» Data section
* * * * *

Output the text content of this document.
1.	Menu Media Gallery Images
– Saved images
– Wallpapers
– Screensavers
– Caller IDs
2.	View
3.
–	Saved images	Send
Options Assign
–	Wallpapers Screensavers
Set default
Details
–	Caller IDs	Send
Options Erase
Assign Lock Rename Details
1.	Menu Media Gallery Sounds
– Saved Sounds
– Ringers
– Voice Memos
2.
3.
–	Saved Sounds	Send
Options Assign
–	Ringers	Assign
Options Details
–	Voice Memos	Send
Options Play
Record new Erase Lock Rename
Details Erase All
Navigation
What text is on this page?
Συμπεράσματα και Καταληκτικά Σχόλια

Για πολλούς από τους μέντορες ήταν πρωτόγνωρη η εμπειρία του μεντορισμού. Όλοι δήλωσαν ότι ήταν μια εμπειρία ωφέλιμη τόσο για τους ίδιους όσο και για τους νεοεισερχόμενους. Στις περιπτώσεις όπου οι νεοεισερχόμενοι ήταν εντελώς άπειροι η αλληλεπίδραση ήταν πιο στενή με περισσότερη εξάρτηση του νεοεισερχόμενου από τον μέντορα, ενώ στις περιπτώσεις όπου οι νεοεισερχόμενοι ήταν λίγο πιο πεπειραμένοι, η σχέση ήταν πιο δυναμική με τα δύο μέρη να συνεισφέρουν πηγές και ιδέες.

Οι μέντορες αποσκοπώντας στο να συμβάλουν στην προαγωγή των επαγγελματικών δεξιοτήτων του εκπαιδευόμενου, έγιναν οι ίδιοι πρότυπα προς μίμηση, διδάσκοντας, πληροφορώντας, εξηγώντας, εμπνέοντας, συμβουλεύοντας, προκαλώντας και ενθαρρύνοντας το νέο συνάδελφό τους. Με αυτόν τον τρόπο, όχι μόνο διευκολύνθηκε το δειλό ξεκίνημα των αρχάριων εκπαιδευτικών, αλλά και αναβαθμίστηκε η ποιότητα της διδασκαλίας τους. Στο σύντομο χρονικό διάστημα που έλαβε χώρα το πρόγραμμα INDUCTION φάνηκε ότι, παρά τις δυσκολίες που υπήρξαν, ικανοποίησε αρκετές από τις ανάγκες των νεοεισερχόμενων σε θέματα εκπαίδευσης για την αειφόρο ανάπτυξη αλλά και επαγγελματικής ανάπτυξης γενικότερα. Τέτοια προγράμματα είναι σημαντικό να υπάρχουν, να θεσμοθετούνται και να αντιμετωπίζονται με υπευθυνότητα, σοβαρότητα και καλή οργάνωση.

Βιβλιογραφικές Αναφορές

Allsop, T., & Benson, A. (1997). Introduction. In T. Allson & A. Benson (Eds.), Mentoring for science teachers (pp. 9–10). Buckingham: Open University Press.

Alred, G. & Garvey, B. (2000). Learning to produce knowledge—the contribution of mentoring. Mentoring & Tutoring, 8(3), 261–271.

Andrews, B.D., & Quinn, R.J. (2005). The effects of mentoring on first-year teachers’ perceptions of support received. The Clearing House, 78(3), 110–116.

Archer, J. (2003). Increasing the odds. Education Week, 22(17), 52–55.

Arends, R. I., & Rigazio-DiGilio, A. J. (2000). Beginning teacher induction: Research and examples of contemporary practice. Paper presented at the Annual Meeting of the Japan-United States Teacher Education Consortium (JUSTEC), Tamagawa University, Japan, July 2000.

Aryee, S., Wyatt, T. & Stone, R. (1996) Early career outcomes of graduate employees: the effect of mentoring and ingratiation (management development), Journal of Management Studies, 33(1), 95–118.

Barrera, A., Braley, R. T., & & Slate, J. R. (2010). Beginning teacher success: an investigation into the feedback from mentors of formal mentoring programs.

* * * * *

» Aim of the task
Using the entries above, return each line in which the word "Send" occurs.

» Expected output
–	Saved images	Send
–	Caller IDs	Send
–	Saved Sounds	Send
–	Voice Memos	Send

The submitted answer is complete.